INPUT ROWS:

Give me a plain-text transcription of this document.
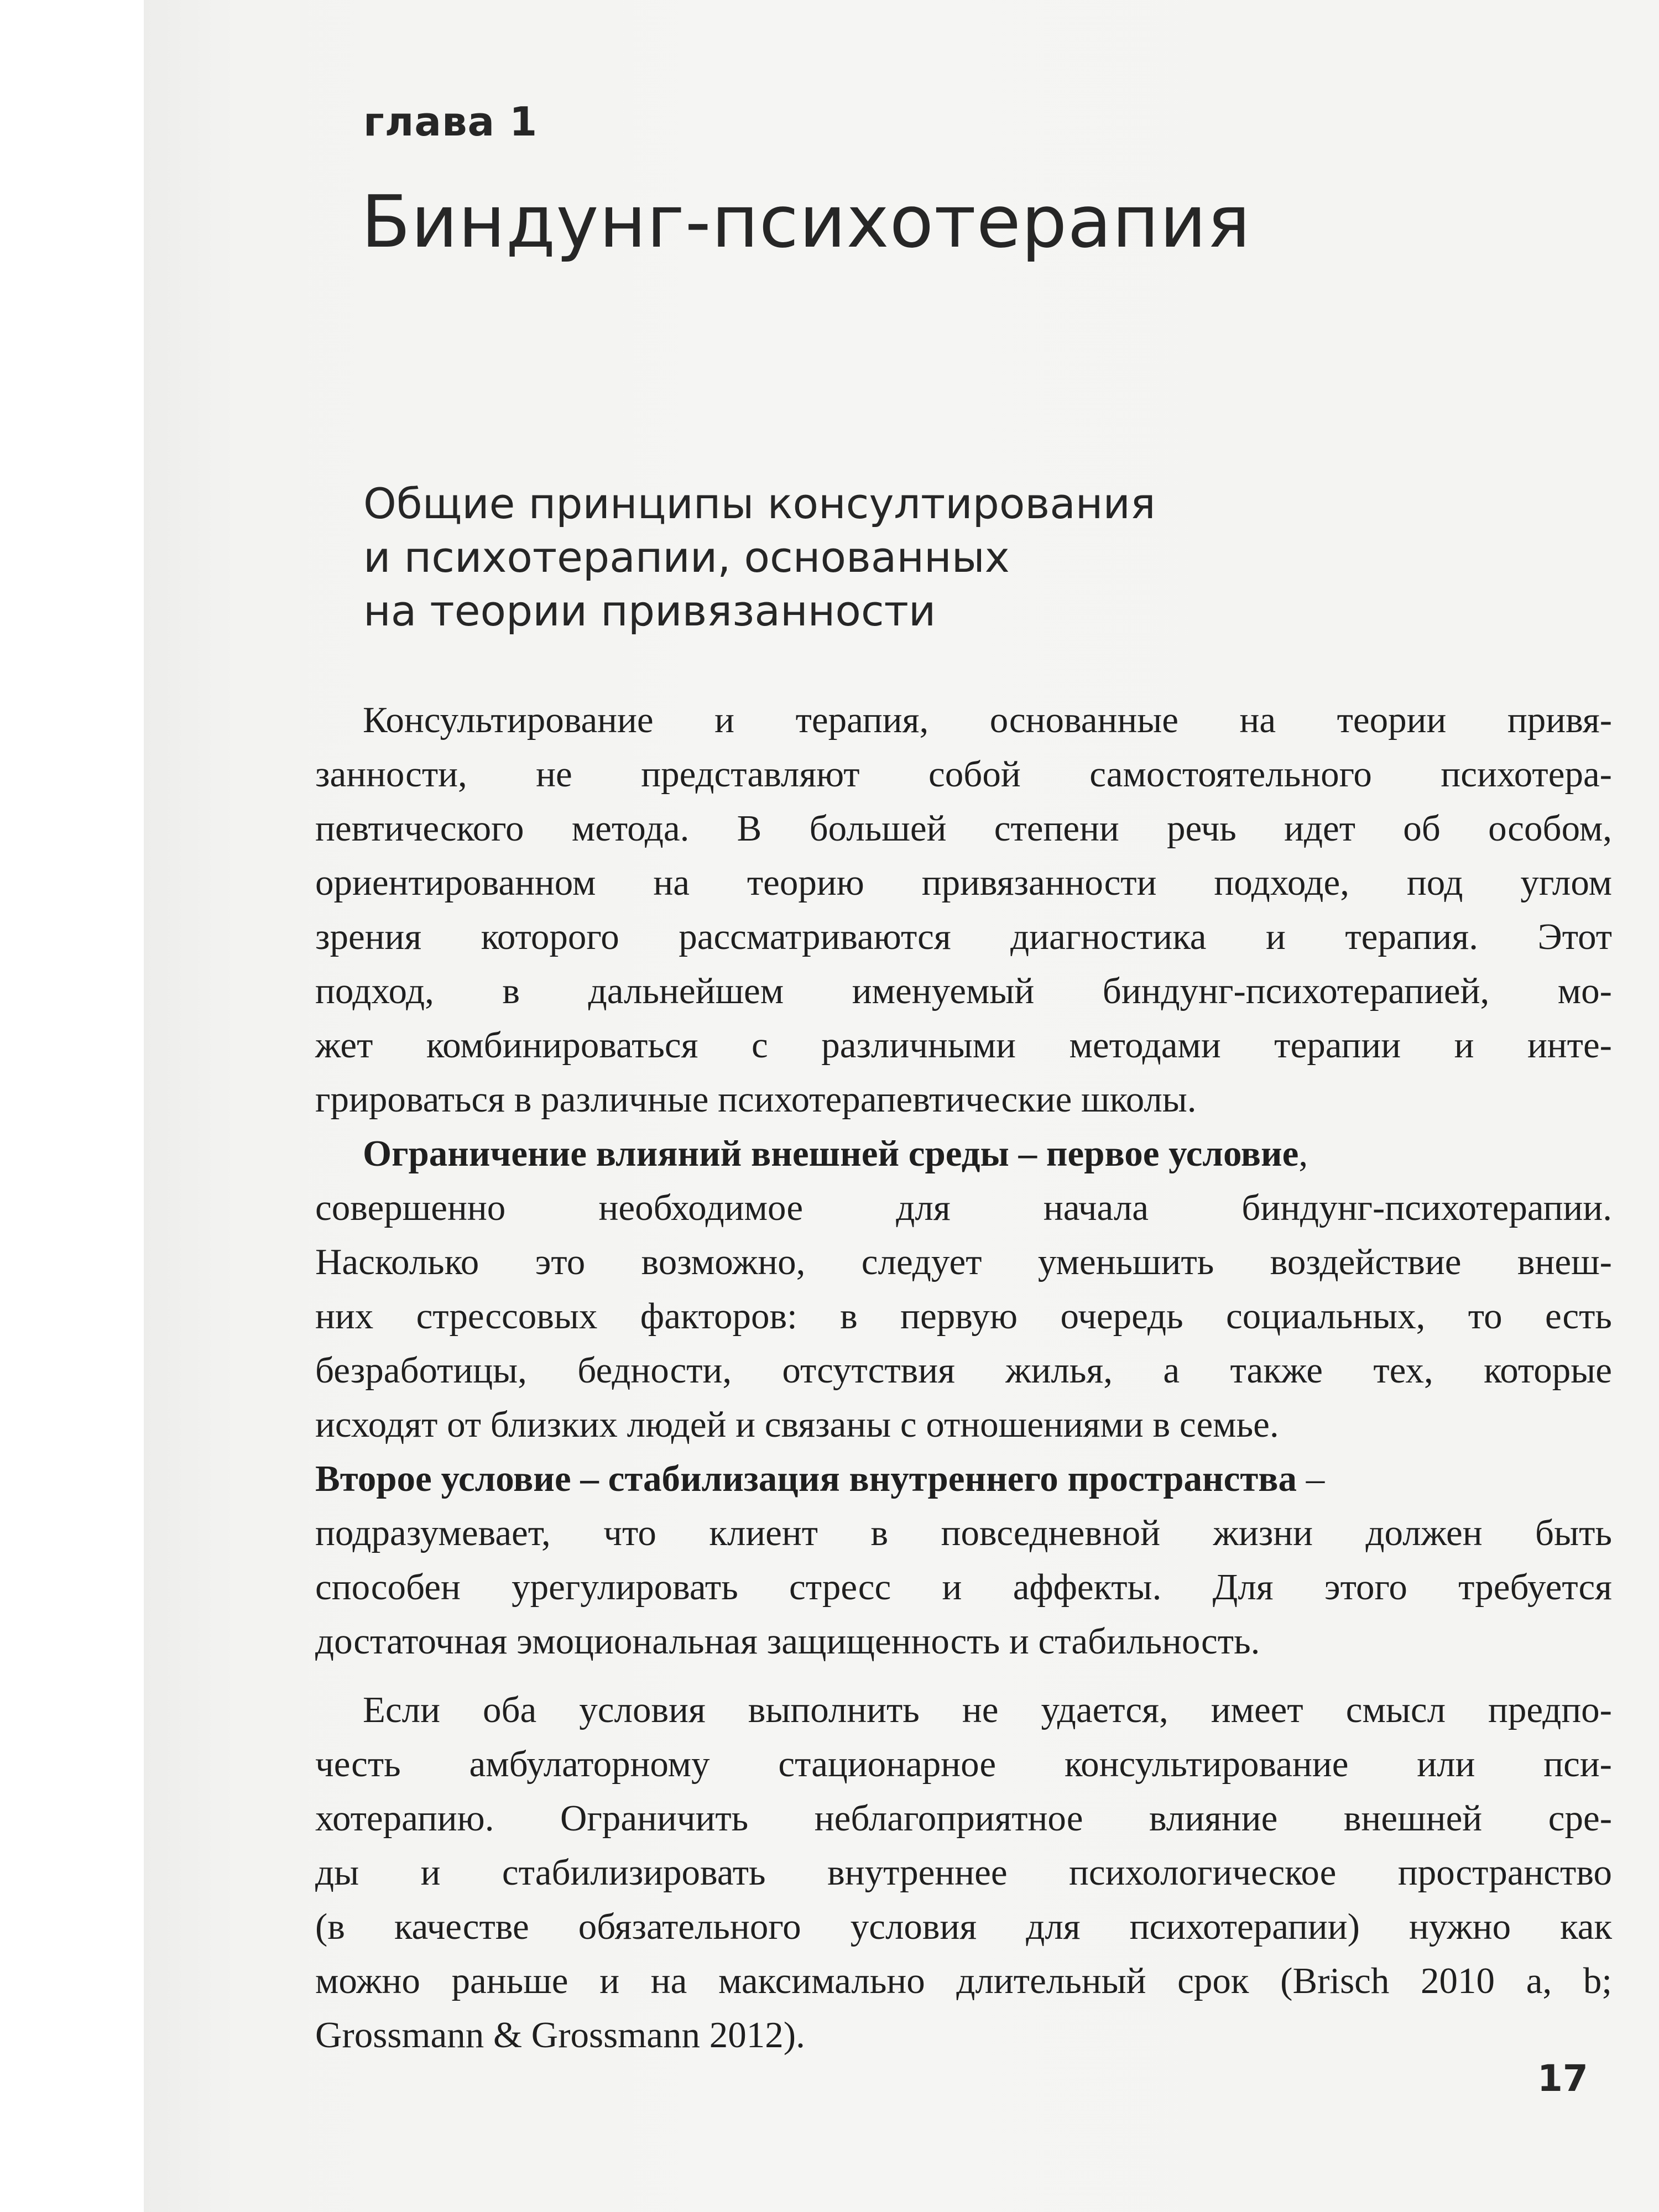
глава 1
Биндунг-психотерапия
Общие принципы консултирования
и психотерапии, основанных
на теории привязанности
Консультирование и терапия, основанные на теории привя-
занности, не представляют собой самостоятельного психотера-
певтического метода. В большей степени речь идет об особом,
ориентированном на теорию привязанности подходе, под углом
зрения которого рассматриваются диагностика и терапия. Этот
подход, в дальнейшем именуемый биндунг-психотерапией, мо-
жет комбинироваться с различными методами терапии и инте-
грироваться в различные психотерапевтические школы.
Ограничение влияний внешней среды – первое условие,
совершенно необходимое для начала биндунг-психотерапии.
Насколько это возможно, следует уменьшить воздействие внеш-
них стрессовых факторов: в первую очередь социальных, то есть
безработицы, бедности, отсутствия жилья, а также тех, которые
исходят от близких людей и связаны с отношениями в семье.
Второе условие – стабилизация внутреннего пространства –
подразумевает, что клиент в повседневной жизни должен быть
способен урегулировать стресс и аффекты. Для этого требуется
достаточная эмоциональная защищенность и стабильность.
Если оба условия выполнить не удается, имеет смысл предпо-
честь амбулаторному стационарное консультирование или пси-
хотерапию. Ограничить неблагоприятное влияние внешней сре-
ды и стабилизировать внутреннее психологическое пространство
(в качестве обязательного условия для психотерапии) нужно как
можно раньше и на максимально длительный срок (Brisch 2010 a, b;
Grossmann & Grossmann 2012).
17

EXERCISE AIM: Read the entries above, then pull out the lines that include "привязанности".

EXERCISE ANSWER:
на теории привязанности
ориентированном на теорию привязанности подходе, под углом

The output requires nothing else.